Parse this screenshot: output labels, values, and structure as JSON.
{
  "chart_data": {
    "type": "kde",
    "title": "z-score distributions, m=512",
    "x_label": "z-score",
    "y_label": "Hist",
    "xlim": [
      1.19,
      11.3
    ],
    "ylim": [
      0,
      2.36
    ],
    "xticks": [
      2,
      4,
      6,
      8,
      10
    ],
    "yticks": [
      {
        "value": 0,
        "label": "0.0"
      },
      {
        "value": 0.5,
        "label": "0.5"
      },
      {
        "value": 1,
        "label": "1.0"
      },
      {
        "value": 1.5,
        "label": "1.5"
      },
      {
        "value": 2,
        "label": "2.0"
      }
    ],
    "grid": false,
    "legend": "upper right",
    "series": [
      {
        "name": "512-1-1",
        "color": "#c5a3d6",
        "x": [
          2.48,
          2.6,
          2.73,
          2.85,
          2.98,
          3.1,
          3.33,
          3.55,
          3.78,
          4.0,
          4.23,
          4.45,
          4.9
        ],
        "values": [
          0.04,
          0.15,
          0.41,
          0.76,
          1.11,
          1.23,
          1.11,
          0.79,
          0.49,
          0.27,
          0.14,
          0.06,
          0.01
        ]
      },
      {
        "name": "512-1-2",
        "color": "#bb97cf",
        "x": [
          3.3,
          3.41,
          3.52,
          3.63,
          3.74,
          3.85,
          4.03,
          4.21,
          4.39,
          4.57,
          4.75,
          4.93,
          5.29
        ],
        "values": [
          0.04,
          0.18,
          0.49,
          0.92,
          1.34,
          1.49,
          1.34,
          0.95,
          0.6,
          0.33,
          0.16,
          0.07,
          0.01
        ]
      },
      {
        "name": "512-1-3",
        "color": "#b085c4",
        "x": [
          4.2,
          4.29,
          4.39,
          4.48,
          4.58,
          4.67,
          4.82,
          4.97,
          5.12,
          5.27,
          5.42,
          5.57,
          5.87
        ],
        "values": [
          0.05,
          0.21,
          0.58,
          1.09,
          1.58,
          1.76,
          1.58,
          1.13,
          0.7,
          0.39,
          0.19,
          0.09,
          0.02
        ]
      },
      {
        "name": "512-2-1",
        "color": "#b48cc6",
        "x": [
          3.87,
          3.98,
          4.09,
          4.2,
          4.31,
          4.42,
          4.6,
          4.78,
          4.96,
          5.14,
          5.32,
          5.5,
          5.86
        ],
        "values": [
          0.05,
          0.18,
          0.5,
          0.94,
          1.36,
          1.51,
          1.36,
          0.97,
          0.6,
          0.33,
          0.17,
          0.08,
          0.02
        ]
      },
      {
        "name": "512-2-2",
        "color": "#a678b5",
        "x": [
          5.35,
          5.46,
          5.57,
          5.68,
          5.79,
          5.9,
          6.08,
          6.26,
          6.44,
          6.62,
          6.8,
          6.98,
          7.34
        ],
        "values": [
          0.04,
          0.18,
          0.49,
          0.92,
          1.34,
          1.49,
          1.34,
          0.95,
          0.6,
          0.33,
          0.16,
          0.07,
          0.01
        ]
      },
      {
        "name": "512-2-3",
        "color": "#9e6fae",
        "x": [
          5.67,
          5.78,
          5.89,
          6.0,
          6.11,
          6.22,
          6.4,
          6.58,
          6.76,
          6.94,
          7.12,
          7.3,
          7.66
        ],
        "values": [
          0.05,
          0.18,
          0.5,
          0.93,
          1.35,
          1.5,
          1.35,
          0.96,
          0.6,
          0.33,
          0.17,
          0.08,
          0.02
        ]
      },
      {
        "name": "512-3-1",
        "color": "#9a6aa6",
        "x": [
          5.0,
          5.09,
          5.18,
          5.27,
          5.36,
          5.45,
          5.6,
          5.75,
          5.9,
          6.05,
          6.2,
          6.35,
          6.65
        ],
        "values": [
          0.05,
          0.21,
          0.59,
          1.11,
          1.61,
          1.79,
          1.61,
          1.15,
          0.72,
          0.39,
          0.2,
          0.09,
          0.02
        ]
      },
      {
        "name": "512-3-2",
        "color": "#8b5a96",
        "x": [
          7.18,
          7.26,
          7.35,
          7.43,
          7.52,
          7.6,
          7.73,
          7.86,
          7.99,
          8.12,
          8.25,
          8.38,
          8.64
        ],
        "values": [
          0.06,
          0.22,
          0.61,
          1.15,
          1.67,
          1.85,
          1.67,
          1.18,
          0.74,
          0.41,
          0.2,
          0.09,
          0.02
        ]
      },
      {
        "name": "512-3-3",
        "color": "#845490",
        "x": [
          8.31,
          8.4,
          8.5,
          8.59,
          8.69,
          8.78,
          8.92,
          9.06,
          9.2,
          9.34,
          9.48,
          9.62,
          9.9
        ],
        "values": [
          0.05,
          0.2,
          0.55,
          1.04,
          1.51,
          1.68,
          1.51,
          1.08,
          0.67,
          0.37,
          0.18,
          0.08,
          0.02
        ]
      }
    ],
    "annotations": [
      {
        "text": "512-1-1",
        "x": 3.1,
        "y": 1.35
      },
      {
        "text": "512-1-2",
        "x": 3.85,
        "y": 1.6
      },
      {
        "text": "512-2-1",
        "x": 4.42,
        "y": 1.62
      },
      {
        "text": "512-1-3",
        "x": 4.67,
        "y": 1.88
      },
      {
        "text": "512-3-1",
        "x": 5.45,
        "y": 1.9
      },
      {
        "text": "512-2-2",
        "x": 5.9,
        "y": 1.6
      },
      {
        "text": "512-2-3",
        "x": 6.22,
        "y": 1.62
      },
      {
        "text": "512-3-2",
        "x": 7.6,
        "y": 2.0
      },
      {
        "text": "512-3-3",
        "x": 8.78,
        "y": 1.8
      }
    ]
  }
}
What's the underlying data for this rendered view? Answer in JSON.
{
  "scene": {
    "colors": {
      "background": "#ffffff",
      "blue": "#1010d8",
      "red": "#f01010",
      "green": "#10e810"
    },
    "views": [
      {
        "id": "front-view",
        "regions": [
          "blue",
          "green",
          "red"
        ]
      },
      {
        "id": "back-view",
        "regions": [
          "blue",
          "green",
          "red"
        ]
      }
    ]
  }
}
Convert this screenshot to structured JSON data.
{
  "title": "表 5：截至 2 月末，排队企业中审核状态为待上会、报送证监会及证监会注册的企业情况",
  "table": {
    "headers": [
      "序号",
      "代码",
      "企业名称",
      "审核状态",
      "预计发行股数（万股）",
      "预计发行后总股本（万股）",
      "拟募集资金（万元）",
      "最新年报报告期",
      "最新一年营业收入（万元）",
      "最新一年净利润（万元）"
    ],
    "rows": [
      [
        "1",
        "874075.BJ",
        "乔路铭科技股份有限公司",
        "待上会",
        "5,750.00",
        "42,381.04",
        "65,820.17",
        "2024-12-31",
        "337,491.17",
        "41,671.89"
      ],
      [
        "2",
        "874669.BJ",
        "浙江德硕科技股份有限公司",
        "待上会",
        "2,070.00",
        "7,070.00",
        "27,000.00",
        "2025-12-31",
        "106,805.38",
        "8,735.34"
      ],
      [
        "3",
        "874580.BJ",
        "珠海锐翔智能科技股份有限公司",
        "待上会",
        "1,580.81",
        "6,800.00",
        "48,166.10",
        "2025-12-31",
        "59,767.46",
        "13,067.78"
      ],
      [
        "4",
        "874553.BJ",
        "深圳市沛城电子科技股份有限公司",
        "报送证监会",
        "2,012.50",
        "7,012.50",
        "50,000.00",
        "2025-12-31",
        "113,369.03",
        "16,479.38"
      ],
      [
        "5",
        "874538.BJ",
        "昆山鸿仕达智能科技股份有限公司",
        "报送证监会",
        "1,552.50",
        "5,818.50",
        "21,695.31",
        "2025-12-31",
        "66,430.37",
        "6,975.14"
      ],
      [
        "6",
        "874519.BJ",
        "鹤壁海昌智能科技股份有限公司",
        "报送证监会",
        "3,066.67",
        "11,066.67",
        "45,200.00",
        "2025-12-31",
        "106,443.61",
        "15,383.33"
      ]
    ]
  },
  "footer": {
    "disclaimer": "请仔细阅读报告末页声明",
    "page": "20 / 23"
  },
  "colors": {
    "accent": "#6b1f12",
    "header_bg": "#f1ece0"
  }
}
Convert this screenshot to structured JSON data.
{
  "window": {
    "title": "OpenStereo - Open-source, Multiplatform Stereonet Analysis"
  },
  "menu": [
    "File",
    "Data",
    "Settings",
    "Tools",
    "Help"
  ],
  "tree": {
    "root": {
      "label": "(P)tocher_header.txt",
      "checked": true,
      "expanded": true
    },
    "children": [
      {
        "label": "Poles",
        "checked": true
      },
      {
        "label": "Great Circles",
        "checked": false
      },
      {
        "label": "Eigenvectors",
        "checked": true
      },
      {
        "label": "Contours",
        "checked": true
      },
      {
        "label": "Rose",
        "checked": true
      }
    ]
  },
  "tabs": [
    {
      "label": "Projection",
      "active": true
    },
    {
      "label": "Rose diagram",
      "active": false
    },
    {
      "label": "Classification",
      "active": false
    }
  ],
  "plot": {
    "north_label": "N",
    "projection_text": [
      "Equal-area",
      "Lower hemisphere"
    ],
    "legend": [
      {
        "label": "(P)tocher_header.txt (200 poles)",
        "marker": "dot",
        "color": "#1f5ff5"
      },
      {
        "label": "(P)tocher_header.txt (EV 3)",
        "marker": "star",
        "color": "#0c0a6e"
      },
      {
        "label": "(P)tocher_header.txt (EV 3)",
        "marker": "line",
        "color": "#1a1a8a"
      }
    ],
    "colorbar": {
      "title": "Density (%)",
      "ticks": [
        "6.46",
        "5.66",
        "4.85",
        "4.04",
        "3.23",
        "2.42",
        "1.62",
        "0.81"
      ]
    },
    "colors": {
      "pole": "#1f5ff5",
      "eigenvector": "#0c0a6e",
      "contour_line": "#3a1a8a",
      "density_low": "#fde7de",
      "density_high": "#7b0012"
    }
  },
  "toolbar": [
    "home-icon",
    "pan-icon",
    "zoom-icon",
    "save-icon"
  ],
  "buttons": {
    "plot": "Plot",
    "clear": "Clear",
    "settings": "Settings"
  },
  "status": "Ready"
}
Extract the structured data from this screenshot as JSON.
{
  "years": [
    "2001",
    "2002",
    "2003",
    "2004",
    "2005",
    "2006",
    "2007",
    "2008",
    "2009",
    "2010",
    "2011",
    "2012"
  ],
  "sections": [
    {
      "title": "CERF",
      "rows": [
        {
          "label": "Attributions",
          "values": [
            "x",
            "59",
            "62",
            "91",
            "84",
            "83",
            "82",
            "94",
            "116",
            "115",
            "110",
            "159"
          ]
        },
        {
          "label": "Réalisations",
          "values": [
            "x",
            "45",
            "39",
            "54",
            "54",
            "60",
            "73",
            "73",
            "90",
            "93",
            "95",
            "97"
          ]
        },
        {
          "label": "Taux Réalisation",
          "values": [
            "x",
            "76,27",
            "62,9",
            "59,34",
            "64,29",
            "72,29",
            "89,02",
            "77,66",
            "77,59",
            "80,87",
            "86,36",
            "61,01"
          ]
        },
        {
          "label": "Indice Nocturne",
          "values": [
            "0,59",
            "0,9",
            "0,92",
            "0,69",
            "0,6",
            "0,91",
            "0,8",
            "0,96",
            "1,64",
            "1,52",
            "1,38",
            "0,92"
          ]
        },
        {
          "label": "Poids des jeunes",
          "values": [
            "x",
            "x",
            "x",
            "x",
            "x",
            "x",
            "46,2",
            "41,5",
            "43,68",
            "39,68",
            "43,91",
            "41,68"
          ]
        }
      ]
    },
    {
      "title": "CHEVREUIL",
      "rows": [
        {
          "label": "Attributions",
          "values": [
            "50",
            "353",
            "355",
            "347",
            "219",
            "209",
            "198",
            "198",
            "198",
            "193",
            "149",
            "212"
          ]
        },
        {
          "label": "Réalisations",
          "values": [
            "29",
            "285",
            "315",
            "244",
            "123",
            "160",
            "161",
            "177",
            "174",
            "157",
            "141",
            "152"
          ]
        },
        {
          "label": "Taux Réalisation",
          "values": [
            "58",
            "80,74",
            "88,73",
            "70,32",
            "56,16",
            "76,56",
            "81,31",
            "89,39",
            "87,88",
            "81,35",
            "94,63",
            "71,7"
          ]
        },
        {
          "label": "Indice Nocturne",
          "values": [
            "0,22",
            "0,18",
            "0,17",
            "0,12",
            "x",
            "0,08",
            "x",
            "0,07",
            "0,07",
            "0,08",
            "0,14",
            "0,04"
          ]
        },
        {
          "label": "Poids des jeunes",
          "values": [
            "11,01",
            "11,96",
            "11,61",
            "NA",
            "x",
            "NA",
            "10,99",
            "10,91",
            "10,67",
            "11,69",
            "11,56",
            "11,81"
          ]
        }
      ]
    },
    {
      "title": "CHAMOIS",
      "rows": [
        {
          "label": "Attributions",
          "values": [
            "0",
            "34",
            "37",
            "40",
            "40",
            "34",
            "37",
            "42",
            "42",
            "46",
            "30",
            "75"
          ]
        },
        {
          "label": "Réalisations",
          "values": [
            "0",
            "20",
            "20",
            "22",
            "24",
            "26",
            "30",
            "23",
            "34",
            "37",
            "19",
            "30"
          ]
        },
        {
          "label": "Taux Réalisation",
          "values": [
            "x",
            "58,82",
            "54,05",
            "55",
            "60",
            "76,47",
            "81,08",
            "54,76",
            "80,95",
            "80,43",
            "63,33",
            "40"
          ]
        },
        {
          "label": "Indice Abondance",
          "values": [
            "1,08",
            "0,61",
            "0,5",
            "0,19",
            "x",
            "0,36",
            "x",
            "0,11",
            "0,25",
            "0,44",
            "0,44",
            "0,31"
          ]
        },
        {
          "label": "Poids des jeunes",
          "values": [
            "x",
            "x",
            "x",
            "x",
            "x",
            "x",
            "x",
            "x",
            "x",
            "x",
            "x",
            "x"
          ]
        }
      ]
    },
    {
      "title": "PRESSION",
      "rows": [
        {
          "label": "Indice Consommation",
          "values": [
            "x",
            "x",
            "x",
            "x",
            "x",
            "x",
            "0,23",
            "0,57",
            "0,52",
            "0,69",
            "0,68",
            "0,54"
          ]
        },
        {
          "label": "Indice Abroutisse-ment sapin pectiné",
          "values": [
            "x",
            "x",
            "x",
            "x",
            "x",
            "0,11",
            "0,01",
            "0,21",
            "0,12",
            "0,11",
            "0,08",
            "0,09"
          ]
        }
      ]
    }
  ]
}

━━━

▶ [The exercise]
Of the lines above, copy each that contains "icon".

▶ [Final answer]
    "home-icon",
    "pan-icon",
    "zoom-icon",
    "save-icon"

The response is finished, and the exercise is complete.